● STATED PROBLEM
Copy each line with the word "JSON" in it.

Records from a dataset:
+++++

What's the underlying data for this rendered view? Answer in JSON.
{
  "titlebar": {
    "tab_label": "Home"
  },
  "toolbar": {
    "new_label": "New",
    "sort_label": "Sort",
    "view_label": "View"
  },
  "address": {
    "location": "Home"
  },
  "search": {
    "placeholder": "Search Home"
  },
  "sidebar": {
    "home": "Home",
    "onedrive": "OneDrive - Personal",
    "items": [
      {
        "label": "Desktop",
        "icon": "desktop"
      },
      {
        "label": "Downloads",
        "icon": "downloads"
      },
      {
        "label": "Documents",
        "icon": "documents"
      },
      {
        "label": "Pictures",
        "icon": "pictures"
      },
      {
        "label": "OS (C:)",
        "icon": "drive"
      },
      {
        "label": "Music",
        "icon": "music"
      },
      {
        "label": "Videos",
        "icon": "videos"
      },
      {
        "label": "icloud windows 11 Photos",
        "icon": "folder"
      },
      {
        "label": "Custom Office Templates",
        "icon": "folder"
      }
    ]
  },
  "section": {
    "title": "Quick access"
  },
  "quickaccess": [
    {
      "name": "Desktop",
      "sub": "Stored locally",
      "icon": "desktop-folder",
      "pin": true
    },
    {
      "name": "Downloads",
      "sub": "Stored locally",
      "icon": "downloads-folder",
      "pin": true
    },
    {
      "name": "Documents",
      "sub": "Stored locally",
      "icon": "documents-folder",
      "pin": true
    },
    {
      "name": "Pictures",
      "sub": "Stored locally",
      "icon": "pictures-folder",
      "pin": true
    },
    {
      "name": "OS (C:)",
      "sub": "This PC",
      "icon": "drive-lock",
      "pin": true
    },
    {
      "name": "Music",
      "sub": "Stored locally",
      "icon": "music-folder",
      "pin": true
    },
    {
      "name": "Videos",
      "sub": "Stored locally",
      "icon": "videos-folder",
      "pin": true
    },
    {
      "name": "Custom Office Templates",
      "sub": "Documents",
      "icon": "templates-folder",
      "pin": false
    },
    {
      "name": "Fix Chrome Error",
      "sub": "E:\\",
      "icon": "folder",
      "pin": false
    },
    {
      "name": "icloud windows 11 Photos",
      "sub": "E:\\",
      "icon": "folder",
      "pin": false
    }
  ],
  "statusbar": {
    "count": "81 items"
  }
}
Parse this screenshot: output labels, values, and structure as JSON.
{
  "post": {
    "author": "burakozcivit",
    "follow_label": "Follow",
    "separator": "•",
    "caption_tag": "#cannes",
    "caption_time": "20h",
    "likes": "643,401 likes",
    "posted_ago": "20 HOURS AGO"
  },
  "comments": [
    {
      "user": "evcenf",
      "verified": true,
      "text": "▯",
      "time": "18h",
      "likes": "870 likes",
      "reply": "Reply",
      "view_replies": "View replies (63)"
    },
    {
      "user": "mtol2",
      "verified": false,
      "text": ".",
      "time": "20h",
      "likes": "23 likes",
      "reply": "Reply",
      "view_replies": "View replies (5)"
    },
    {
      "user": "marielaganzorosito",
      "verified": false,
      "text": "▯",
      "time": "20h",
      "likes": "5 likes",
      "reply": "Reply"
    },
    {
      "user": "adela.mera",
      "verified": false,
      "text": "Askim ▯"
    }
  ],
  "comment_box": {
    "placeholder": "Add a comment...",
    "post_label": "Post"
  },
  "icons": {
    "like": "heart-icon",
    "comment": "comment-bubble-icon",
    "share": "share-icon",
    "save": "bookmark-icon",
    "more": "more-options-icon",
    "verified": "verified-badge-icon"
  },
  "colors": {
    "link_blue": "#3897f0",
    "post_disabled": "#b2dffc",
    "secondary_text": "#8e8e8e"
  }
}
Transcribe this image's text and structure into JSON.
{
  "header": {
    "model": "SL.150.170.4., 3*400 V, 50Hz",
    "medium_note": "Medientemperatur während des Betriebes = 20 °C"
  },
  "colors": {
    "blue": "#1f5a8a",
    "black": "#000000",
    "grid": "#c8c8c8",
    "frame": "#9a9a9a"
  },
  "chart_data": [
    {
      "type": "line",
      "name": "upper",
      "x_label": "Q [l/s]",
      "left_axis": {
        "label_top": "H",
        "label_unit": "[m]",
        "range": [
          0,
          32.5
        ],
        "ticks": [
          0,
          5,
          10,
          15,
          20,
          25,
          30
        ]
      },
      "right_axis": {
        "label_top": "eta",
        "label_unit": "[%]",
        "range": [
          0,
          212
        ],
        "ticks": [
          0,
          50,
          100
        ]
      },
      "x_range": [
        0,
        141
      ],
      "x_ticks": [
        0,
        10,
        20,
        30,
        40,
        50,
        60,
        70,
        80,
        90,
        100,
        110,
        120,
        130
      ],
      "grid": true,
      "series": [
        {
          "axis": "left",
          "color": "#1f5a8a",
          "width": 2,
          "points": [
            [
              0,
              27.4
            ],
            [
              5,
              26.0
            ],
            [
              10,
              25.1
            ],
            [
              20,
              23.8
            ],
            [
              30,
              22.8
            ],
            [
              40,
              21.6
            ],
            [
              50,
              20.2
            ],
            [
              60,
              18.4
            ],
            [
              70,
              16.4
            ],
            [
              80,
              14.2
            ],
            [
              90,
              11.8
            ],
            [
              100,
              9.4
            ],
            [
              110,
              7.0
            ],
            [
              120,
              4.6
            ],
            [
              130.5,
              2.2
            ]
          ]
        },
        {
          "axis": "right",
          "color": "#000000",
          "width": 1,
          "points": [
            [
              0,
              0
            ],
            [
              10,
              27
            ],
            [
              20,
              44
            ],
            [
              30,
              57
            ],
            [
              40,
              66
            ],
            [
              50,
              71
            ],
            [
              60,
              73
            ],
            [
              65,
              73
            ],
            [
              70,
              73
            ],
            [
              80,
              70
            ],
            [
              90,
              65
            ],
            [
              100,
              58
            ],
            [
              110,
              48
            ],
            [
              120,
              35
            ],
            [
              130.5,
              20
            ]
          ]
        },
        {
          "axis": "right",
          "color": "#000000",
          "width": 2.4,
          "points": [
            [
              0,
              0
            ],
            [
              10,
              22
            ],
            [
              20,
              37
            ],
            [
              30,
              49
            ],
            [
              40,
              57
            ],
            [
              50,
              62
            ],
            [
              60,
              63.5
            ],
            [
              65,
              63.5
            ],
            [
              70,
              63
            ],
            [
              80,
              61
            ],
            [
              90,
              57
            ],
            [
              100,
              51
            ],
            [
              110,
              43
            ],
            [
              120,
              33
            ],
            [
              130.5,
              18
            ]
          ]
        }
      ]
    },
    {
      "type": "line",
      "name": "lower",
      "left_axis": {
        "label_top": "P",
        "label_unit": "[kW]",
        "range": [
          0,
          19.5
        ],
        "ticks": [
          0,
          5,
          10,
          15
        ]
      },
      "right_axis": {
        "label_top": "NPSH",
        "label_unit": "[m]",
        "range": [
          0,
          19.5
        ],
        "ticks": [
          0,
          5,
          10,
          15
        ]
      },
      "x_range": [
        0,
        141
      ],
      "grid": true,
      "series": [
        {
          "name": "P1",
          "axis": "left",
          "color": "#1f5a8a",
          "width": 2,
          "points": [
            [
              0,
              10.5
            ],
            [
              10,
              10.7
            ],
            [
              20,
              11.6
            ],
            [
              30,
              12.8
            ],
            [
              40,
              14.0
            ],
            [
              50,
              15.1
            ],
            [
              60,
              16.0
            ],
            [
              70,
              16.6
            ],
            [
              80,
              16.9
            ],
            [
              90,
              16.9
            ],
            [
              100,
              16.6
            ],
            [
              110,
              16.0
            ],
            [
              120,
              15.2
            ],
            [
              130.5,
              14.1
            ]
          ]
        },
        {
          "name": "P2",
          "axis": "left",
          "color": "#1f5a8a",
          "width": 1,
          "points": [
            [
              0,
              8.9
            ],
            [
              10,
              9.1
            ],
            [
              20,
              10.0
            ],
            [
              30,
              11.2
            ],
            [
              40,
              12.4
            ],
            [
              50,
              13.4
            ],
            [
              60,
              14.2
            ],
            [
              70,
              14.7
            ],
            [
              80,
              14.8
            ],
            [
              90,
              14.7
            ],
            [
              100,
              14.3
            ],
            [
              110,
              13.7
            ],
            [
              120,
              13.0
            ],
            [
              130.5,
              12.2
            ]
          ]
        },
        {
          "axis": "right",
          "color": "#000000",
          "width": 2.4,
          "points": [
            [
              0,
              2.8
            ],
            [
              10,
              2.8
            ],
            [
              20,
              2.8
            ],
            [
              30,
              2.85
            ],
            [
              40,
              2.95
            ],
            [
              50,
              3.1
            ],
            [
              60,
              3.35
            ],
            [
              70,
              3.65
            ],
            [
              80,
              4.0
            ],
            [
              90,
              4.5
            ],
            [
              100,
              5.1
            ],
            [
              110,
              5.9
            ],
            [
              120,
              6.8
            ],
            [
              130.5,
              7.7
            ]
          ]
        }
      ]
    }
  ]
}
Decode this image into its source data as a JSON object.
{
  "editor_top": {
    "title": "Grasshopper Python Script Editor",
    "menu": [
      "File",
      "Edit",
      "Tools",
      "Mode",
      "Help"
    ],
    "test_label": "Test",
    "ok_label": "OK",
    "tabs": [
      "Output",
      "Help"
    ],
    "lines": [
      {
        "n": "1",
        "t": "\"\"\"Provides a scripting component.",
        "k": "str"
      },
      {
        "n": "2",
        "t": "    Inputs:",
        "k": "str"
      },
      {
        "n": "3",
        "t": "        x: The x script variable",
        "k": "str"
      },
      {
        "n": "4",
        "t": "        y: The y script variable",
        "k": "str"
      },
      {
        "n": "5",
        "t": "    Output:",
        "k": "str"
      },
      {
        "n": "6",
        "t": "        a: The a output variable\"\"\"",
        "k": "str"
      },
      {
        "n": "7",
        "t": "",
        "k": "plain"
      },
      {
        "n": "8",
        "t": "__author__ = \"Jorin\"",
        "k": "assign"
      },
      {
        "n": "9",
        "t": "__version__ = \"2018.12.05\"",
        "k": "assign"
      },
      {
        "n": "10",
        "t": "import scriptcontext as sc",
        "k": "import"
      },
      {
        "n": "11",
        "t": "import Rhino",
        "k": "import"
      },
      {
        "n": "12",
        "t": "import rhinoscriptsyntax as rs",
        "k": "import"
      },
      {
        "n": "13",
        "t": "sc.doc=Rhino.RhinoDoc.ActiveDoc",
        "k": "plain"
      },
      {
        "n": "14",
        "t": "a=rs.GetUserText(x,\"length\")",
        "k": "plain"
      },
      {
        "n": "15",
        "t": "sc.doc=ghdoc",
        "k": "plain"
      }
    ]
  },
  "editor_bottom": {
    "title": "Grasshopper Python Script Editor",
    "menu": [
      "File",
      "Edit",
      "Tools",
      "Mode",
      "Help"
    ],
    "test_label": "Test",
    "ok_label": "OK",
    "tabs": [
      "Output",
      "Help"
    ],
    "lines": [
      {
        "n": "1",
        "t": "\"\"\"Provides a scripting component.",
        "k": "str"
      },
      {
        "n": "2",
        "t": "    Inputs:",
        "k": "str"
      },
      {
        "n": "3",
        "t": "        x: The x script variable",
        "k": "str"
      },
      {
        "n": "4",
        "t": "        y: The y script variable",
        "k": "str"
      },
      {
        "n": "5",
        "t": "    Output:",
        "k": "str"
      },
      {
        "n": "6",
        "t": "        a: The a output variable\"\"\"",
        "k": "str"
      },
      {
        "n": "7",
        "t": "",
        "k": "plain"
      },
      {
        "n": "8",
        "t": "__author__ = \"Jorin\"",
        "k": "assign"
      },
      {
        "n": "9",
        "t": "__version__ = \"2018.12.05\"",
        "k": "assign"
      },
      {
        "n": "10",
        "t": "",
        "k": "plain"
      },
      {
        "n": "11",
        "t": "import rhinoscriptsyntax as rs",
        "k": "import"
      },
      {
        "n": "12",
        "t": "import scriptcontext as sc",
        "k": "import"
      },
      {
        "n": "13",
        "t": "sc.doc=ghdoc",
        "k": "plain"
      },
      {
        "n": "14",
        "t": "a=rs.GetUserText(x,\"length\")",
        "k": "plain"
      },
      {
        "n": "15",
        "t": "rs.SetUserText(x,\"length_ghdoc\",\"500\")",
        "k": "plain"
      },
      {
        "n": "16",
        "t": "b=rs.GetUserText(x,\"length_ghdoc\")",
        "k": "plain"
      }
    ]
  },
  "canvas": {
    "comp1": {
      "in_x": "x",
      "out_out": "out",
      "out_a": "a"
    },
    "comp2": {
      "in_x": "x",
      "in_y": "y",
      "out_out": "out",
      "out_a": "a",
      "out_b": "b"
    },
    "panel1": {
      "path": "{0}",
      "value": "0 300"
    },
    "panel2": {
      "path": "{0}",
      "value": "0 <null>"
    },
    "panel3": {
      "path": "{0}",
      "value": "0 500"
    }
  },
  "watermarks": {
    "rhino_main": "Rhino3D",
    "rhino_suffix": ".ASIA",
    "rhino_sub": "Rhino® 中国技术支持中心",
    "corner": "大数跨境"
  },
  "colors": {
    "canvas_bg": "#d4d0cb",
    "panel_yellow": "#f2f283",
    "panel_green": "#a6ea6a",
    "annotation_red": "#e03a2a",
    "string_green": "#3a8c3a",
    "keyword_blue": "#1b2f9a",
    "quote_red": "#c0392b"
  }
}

+++++

● EXERCISE OUTPUT
What's the underlying data for this rendered view? Answer in JSON.
Parse this screenshot: output labels, values, and structure as JSON.
Transcribe this image's text and structure into JSON.
Decode this image into its source data as a JSON object.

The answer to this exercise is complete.